* Begin *
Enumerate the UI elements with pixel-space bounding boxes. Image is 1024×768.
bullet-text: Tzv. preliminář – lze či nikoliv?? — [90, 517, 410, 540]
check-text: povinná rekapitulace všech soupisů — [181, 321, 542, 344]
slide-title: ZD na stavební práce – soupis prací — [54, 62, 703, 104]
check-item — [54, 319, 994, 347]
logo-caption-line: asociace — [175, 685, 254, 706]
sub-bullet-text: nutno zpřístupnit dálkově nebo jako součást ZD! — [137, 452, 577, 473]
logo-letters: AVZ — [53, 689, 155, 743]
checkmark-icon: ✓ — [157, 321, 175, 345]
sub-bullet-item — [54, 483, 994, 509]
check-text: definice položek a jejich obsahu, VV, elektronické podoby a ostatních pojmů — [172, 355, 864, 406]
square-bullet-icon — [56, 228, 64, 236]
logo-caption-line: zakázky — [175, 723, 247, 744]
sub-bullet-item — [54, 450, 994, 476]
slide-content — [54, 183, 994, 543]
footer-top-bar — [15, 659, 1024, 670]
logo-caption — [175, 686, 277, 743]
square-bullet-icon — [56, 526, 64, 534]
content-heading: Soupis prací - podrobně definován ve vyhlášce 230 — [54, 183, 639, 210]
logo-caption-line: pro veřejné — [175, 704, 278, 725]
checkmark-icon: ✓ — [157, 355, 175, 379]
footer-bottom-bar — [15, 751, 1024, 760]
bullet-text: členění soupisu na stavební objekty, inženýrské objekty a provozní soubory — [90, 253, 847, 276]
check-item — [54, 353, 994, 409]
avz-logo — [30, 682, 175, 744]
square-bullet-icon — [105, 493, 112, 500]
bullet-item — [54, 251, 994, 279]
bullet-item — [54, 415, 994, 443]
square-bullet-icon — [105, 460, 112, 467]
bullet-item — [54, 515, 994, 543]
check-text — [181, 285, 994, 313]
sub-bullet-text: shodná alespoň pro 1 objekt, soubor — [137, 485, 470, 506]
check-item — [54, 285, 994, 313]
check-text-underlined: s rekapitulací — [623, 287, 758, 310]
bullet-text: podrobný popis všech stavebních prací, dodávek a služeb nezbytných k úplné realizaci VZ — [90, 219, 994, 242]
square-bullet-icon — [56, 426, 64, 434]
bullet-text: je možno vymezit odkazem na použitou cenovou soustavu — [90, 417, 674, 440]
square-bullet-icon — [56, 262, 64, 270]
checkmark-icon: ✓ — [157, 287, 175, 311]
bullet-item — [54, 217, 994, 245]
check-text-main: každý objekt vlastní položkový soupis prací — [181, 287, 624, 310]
* End *
→ **Exercise objective**: Please reproduce every line of the material above word for word, leaving nothing out and changing nothing.

→ **Finished answer**:
Enumerate the UI elements with pixel-space bounding boxes. Image is 1024×768.
bullet-text: Tzv. preliminář – lze či nikoliv?? — [90, 517, 410, 540]
check-text: povinná rekapitulace všech soupisů — [181, 321, 542, 344]
slide-title: ZD na stavební práce – soupis prací — [54, 62, 703, 104]
check-item — [54, 319, 994, 347]
logo-caption-line: asociace — [175, 685, 254, 706]
sub-bullet-text: nutno zpřístupnit dálkově nebo jako součást ZD! — [137, 452, 577, 473]
logo-letters: AVZ — [53, 689, 155, 743]
checkmark-icon: ✓ — [157, 321, 175, 345]
sub-bullet-item — [54, 483, 994, 509]
check-text: definice položek a jejich obsahu, VV, elektronické podoby a ostatních pojmů — [172, 355, 864, 406]
square-bullet-icon — [56, 228, 64, 236]
logo-caption-line: zakázky — [175, 723, 247, 744]
sub-bullet-item — [54, 450, 994, 476]
slide-content — [54, 183, 994, 543]
footer-top-bar — [15, 659, 1024, 670]
logo-caption — [175, 686, 277, 743]
square-bullet-icon — [56, 526, 64, 534]
content-heading: Soupis prací - podrobně definován ve vyhlášce 230 — [54, 183, 639, 210]
logo-caption-line: pro veřejné — [175, 704, 278, 725]
checkmark-icon: ✓ — [157, 355, 175, 379]
footer-bottom-bar — [15, 751, 1024, 760]
bullet-text: členění soupisu na stavební objekty, inženýrské objekty a provozní soubory — [90, 253, 847, 276]
check-item — [54, 353, 994, 409]
avz-logo — [30, 682, 175, 744]
square-bullet-icon — [105, 493, 112, 500]
bullet-item — [54, 251, 994, 279]
bullet-item — [54, 415, 994, 443]
square-bullet-icon — [105, 460, 112, 467]
bullet-item — [54, 515, 994, 543]
check-text — [181, 285, 994, 313]
sub-bullet-text: shodná alespoň pro 1 objekt, soubor — [137, 485, 470, 506]
check-item — [54, 285, 994, 313]
check-text-underlined: s rekapitulací — [623, 287, 758, 310]
bullet-text: podrobný popis všech stavebních prací, dodávek a služeb nezbytných k úplné realizaci VZ — [90, 219, 994, 242]
square-bullet-icon — [56, 426, 64, 434]
bullet-text: je možno vymezit odkazem na použitou cenovou soustavu — [90, 417, 674, 440]
square-bullet-icon — [56, 262, 64, 270]
checkmark-icon: ✓ — [157, 287, 175, 311]
bullet-item — [54, 217, 994, 245]
check-text-main: každý objekt vlastní položkový soupis prací — [181, 287, 624, 310]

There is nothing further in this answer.